— start Working data —
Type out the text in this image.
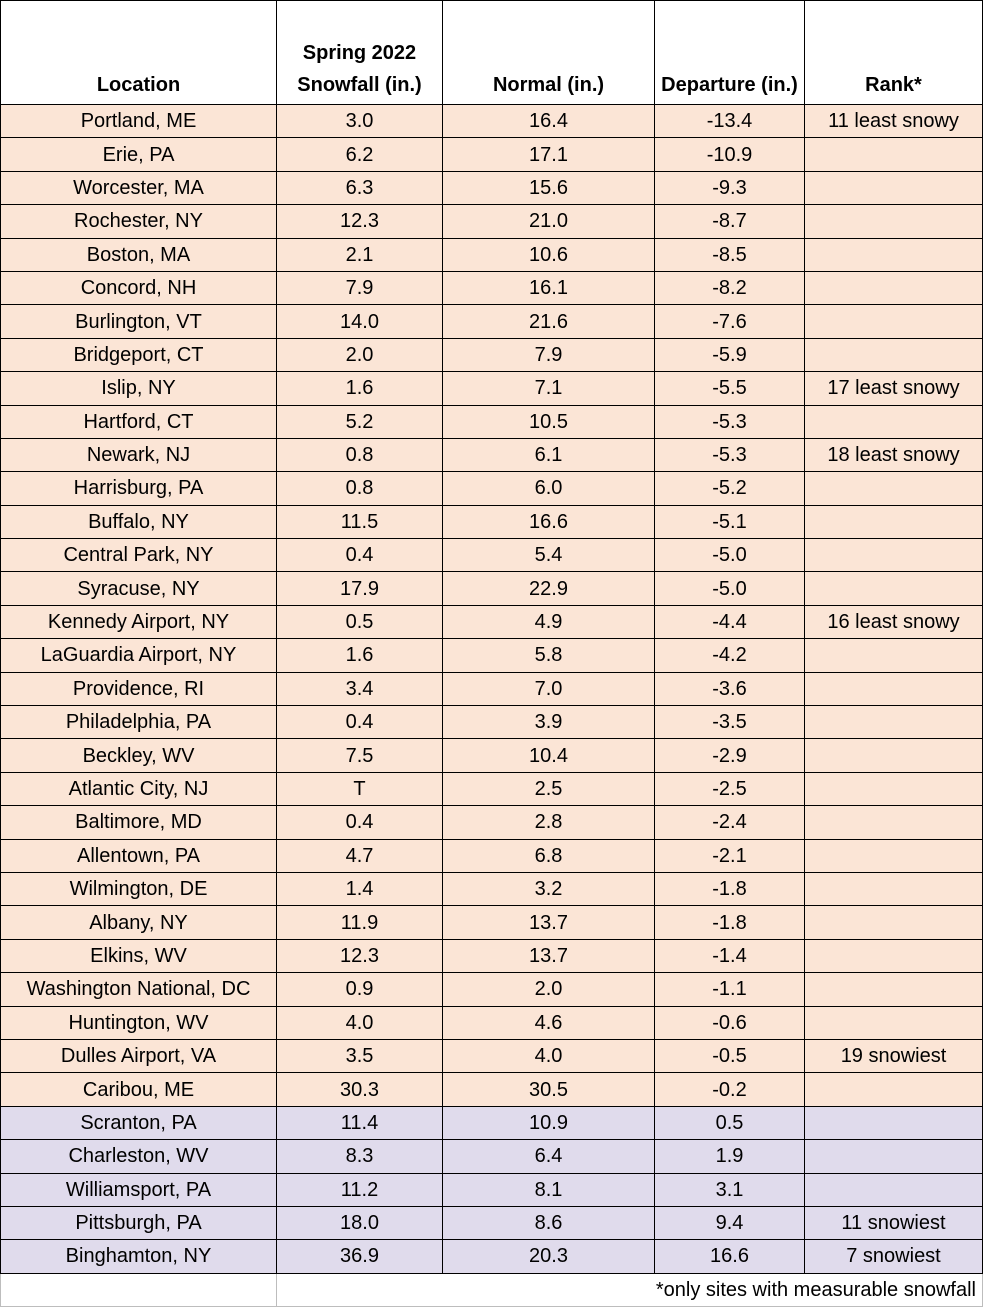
Location	Spring 2022 Snowfall (in.)	Normal (in.)	Departure (in.)	Rank*
Portland, ME	3.0	16.4	-13.4	11 least snowy
Erie, PA	6.2	17.1	-10.9	
Worcester, MA	6.3	15.6	-9.3	
Rochester, NY	12.3	21.0	-8.7	
Boston, MA	2.1	10.6	-8.5	
Concord, NH	7.9	16.1	-8.2	
Burlington, VT	14.0	21.6	-7.6	
Bridgeport, CT	2.0	7.9	-5.9	
Islip, NY	1.6	7.1	-5.5	17 least snowy
Hartford, CT	5.2	10.5	-5.3	
Newark, NJ	0.8	6.1	-5.3	18 least snowy
Harrisburg, PA	0.8	6.0	-5.2	
Buffalo, NY	11.5	16.6	-5.1	
Central Park, NY	0.4	5.4	-5.0	
Syracuse, NY	17.9	22.9	-5.0	
Kennedy Airport, NY	0.5	4.9	-4.4	16 least snowy
LaGuardia Airport, NY	1.6	5.8	-4.2	
Providence, RI	3.4	7.0	-3.6	
Philadelphia, PA	0.4	3.9	-3.5	
Beckley, WV	7.5	10.4	-2.9	
Atlantic City, NJ	T	2.5	-2.5	
Baltimore, MD	0.4	2.8	-2.4	
Allentown, PA	4.7	6.8	-2.1	
Wilmington, DE	1.4	3.2	-1.8	
Albany, NY	11.9	13.7	-1.8	
Elkins, WV	12.3	13.7	-1.4	
Washington National, DC	0.9	2.0	-1.1	
Huntington, WV	4.0	4.6	-0.6	
Dulles Airport, VA	3.5	4.0	-0.5	19 snowiest
Caribou, ME	30.3	30.5	-0.2	
Scranton, PA	11.4	10.9	0.5	
Charleston, WV	8.3	6.4	1.9	
Williamsport, PA	11.2	8.1	3.1	
Pittsburgh, PA	18.0	8.6	9.4	11 snowiest
Binghamton, NY	36.9	20.3	16.6	7 snowiest
		*only sites with measurable snowfall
— end Working data —
**Your objective:** Extract lines where the string "snowiest" occurs.

**Completed task:**
Dulles Airport, VA	3.5	4.0	-0.5	19 snowiest
Pittsburgh, PA	18.0	8.6	9.4	11 snowiest
Binghamton, NY	36.9	20.3	16.6	7 snowiest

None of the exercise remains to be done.